** BEGIN INFORMATION SHOWN **
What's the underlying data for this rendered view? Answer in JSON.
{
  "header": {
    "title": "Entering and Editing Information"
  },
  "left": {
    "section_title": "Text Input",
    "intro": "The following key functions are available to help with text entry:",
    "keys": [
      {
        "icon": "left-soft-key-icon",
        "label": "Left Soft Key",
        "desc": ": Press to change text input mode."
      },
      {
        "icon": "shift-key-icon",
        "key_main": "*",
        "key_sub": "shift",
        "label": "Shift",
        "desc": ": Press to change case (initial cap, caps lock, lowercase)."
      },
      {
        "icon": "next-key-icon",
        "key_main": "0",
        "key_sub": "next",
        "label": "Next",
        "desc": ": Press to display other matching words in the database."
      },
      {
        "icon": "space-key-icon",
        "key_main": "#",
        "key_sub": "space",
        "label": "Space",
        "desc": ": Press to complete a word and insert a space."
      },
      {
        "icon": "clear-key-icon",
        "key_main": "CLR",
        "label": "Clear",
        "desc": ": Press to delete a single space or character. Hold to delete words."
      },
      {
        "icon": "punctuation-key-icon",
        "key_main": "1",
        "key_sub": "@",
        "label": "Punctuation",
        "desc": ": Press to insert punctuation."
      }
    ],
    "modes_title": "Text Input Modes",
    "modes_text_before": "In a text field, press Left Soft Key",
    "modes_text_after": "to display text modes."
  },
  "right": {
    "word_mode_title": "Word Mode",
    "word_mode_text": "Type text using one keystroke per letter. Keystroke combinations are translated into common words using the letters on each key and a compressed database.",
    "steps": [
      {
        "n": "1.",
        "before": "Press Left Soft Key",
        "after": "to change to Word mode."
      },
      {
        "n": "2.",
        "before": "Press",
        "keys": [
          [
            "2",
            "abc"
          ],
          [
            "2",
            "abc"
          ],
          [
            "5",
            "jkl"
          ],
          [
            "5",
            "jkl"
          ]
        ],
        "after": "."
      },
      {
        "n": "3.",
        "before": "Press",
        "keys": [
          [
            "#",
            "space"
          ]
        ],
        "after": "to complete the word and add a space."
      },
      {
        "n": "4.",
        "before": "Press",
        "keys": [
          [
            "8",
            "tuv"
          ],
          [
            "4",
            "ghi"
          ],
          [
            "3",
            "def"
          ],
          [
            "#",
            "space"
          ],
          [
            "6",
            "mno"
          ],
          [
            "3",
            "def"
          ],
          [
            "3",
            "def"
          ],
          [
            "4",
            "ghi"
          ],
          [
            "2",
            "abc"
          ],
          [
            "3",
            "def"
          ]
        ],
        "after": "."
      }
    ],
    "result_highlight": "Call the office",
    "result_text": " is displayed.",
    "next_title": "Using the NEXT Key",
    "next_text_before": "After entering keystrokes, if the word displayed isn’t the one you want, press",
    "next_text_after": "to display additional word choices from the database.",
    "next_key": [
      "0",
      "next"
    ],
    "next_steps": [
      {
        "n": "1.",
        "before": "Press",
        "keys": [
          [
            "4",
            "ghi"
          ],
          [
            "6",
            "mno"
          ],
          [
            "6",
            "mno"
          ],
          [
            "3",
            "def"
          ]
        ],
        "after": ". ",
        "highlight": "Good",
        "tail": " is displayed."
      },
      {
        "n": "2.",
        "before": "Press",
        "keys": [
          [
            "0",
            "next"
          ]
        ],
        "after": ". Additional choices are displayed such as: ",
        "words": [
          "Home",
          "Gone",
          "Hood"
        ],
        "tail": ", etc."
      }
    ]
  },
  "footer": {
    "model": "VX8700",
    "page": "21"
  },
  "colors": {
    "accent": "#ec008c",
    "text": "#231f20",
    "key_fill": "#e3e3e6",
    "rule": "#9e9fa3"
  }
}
** END INFORMATION SHOWN **
> DIRECTION
In the entries above, find lines with "icon" and copy each.

> CORRECT ANSWER
        "icon": "left-soft-key-icon",
        "icon": "shift-key-icon",
        "icon": "next-key-icon",
        "icon": "space-key-icon",
        "icon": "clear-key-icon",
        "icon": "punctuation-key-icon",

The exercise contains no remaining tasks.